### Exercices
- 1) Dans le texte sur le pianiste Erik Then-Bergh, qui dirigeait l'orchestre quand il a enregistré le Concerto de Reger pour Electrola ?
- 2) Dites si chaque phrase est d'accord avec le texte sur le pianiste Erik Then-Bergh. Répondez par oui ou non et citez les mots du texte qui le montrent.
(a) Le double album d'APR rassemble des enregistrements faits entre 1938 et 1958.
(b) Le Premier Concerto de Brahms avec Karel Ancerl a été trouvé chez un disquaire de Vienne.
(c) Hans Richter-Haaser était plus jeune que Then-Bergh.
- 3) Écrivez la suite du texte sur le pianiste Erik Then-Bergh, à partir de sa dernière phrase.

L’oublié

Erik Then-Bergh (1916-1982), cela vous dit quelque chose ? Jeune homme, entêté à apprendre de nouvelles œuvres, je découvrais ce pianiste allemand en même temps que le Concerto de Reger qu’il avait gravé pour Electrola sous la baguette de Hans Rosbaud. L’autorité rageuse de son jeu, l’ampleur des tempêtes polyphoniques qu’il y produisait me laissèrent sans voix. Mais las !, impossible d’en savoir plus, ses autres albums étaient introuvables, jusqu’à ce que je déniche chez un disquaire de Prague un fulgurant Premier Concerto de Brahms avec Karel Ancerl. Quel son, quelle autorité.

Avec cela une densité de réflexion, un art de la construction qui le plaçait au centre des préoccupations esthétiques et philosophiques des pianistes allemands de son temps, le faisait quasi jumeau, de jeu, de sonorité, de Hans Richter-Haaser, appartenant comme lui à cette génération un rien sacrifiée alors qu’elle était l’héritière de l’art d’un Kempff, d’un Backhaus.

Voici qu’APR lui consacre un double album en réunissant toutes les gravures consenties à la Deutsche Grammophon et à Electrola entre 1938 et 1958. Ce style noble et ardent, ce jeu plein de caractère, si brillant, si altier, aura passé sans aucune souffrance au travers du nazisme et de la seconde guerre mondiale, mieux, ou pire !, le régime l’aura fêté, encensé, le jeune Karajan en faisant un de ses pianistes fétiches alors que Hans Richter-Haaser, de quatre ans son aîné, combattait dans la Wehrmacht, y laissant sa technique de pianiste qu’il devra reconquérir.

### Données
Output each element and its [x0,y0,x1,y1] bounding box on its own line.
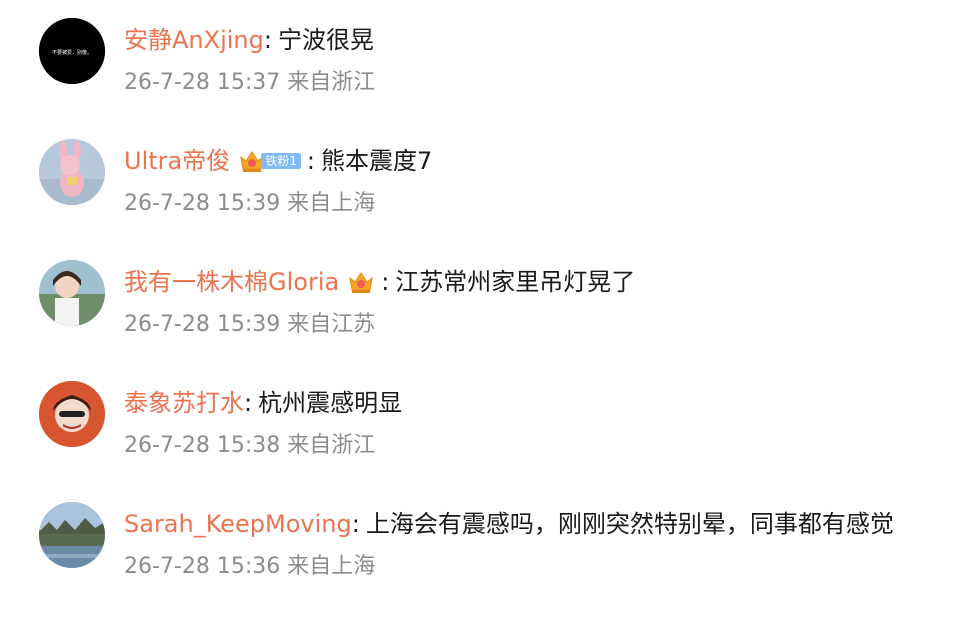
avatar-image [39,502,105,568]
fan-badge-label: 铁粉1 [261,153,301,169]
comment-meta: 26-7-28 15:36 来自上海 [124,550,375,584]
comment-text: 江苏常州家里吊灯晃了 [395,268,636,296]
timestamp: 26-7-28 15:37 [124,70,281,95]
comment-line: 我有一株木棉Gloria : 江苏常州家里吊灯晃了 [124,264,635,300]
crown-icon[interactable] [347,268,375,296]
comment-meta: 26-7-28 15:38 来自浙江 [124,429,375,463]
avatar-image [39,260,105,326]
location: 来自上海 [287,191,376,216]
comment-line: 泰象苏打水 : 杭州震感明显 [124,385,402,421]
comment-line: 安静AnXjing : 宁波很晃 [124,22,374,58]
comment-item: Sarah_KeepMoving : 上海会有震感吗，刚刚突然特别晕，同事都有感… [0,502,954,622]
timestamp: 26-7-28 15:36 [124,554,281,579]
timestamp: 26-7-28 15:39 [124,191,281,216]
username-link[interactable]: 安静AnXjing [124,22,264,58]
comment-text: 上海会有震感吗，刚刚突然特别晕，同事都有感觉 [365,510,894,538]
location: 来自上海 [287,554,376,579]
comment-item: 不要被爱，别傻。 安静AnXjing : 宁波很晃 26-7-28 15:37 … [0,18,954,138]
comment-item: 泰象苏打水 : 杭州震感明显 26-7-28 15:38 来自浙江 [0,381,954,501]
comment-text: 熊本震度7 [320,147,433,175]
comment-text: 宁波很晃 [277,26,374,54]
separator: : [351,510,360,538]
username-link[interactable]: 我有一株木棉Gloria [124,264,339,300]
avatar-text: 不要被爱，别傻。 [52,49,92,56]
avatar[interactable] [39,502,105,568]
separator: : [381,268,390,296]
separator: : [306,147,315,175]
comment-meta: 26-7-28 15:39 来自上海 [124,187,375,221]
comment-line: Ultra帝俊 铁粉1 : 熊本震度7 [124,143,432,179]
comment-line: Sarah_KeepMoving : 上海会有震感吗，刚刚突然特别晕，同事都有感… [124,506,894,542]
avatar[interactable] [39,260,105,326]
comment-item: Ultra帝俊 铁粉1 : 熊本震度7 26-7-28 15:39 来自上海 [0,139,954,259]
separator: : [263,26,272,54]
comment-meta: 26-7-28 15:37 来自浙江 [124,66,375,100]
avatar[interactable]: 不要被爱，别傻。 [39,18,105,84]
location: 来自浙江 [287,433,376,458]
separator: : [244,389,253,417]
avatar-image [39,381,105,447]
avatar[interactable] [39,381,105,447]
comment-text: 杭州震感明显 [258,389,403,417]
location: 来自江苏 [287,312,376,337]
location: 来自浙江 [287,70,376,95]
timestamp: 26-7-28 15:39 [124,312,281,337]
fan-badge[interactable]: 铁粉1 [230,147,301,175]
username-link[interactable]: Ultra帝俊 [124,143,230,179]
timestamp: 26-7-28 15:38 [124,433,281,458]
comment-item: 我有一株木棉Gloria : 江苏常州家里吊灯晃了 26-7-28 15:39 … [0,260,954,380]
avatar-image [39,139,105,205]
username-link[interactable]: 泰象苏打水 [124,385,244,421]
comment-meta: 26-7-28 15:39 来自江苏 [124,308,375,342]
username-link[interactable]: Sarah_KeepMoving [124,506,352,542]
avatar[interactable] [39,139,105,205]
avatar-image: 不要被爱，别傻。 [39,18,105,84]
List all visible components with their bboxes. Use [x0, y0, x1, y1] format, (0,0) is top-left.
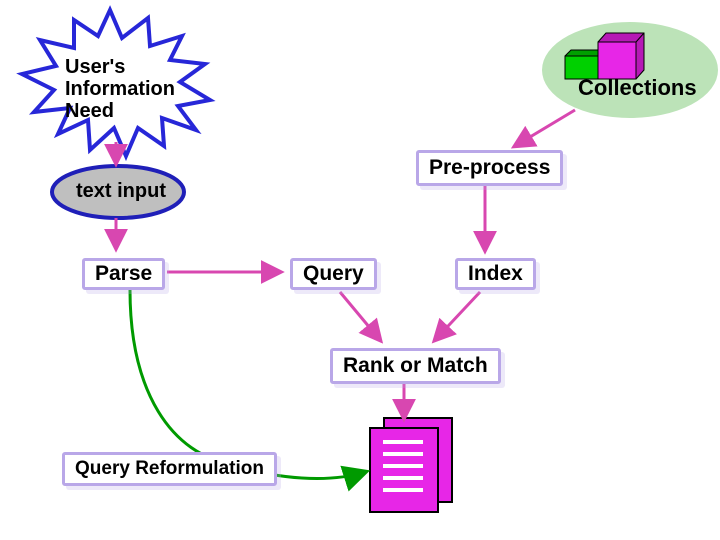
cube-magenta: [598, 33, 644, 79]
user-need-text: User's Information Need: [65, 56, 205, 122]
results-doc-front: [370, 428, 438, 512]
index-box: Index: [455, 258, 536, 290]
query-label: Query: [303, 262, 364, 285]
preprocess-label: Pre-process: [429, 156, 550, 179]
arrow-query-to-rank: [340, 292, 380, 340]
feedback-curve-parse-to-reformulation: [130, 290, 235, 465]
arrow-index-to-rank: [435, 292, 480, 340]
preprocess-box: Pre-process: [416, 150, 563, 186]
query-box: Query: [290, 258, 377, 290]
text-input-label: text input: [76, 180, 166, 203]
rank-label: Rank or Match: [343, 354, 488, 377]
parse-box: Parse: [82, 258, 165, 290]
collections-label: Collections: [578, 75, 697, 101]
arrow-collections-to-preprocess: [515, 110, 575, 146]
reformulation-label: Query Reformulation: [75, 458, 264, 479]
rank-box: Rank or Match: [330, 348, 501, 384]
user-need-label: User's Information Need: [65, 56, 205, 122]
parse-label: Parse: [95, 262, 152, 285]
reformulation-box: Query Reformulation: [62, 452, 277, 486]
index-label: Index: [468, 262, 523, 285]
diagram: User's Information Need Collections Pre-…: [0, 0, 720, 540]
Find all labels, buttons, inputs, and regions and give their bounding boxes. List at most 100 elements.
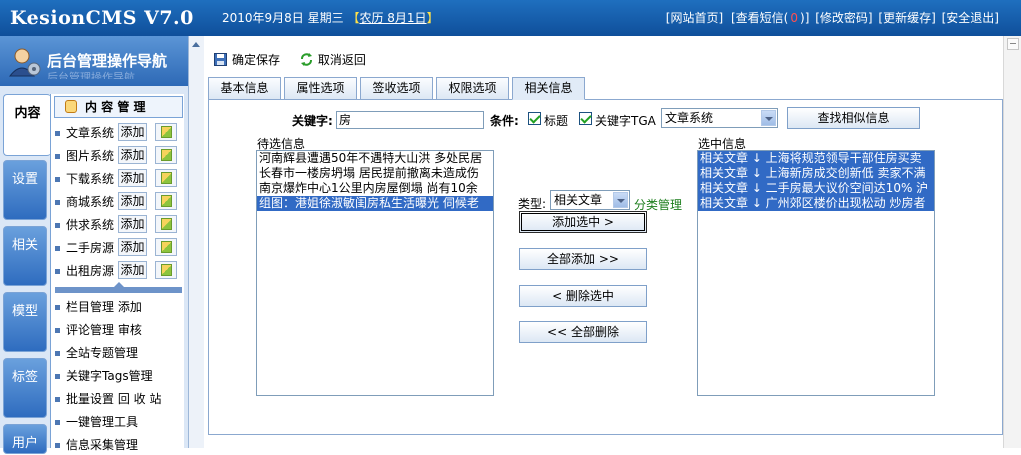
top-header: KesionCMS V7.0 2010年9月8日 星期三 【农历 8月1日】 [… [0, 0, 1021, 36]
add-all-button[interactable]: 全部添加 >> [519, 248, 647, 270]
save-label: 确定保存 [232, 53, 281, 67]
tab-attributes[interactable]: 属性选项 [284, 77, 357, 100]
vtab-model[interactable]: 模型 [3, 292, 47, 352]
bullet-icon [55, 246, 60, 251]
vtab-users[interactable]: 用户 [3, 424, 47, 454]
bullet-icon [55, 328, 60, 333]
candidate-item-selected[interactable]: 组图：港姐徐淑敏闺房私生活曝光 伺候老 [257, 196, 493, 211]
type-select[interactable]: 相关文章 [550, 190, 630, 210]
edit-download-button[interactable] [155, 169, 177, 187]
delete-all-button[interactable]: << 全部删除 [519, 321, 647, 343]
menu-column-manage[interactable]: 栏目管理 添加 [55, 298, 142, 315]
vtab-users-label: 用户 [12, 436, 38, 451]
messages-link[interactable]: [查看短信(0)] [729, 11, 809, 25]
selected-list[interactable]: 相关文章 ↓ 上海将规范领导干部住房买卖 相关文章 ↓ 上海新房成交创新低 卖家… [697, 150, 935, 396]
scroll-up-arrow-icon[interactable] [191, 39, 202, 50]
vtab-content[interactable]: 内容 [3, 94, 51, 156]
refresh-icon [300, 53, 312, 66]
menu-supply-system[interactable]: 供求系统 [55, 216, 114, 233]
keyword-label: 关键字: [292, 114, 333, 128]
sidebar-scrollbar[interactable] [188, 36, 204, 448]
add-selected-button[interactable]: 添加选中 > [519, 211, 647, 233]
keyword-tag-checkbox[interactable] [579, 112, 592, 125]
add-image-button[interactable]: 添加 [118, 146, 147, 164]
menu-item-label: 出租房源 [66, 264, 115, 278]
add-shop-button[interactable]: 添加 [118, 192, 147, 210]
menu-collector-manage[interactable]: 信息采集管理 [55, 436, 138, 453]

### Réponses
- 1) Hans Rosbaud.

- 2)
(a) Oui : « toutes les gravures consenties à la Deutsche Grammophon et à Electrola entre 1938 et 1958 ».
(b) Non : « chez un disquaire de Prague ».
(c) Non : « Hans Richter-Haaser, de quatre ans son aîné ».

- 3)
La paix revenue, Then-Bergh subit une relative mise à l’écart, ce qui rend plus précieux encore les 78 tours Electrola de l’année 1939 : un Opus 101 de Beethoven comme prié, très Kempff de couleurs et de phrasés, surprend venant d’un pianiste qu’on entendra par le suite surtout rugir, une Deuxième Sonate de Schumann magnifiquement dite, en sonorité profonde et dorée, toute entière sublime et – qui sait – peut-être bien jamais égalée. Quelle joie de l’entendre enfin.

L’année suivante, Then-Bergh joue l’introduction de la 4e Suite de Haendel en mettant des trompettes sans son piano, trait de génie qui me fait regretter qu’on n’ait rien de Bach sous ses doigts, sinon cette impérieuse ChaconneBusoni parle vraiment en premier, admirable modèle.

Un Nocturne de Chopin qui par la rectitude fait justement penser au Chopin de Backhaus, deux Bagatelles de Beethoven, et deux des Silhouettes de Reger montrent avec quel sens de la caractérisation il saisissait les atmosphères. Suivent deux opus majeurs de Reger, ses Variations Telemann, geste magnifique qu’aucun autre pianiste n’a déployé avec tant de brio et le grand Concerto, joué comme du Brahms, touffu et lumineux.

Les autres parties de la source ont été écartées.